Direction:
Find each line with the word "охране" and say how many there are, nothing else.

Data provided:
========
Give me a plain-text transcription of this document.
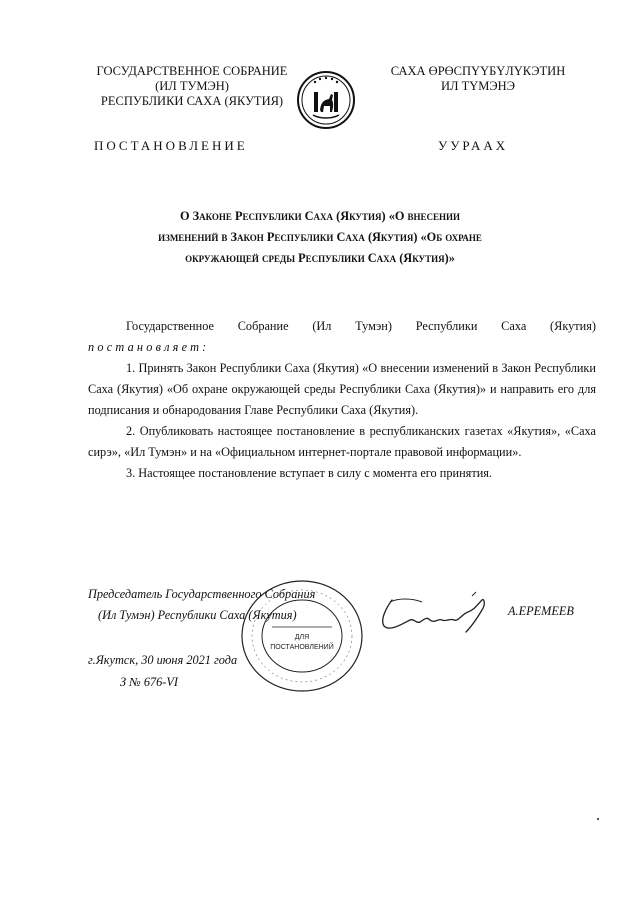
ГОСУДАРСТВЕННОЕ СОБРАНИЕ
(ИЛ ТУМЭН)
РЕСПУБЛИКИ САХА (ЯКУТИЯ)
САХА ӨРӨСПҮҮБҮЛҮКЭТИН
ИЛ ТҮМЭНЭ
ПОСТАНОВЛЕНИЕ	УУРААХ
О Законе Республики Саха (Якутия) «О внесении
изменений в Закон Республики Саха (Якутия) «Об охране
окружающей среды Республики Саха (Якутия)»

Государственное Собрание (Ил Тумэн) Республики Саха (Якутия)

постановляет:

1. Принять Закон Республики Саха (Якутия) «О внесении изменений в Закон Республики Саха (Якутия) «Об охране окружающей среды Республики Саха (Якутия)» и направить его для подписания и обнародования Главе Республики Саха (Якутия).

2. Опубликовать настоящее постановление в республиканских газетах «Якутия», «Саха сирэ», «Ил Тумэн» и на «Официальном интернет-портале правовой информации».

3. Настоящее постановление вступает в силу с момента его принятия.

Председатель Государственного Собрания
(Ил Тумэн) Республики Саха (Якутия)
ДЛЯ
ПОСТАНОВЛЕНИЙ
А.ЕРЕМЕЕВ
г.Якутск, 30 июня 2021 года
З № 676-VI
========
The answer:
2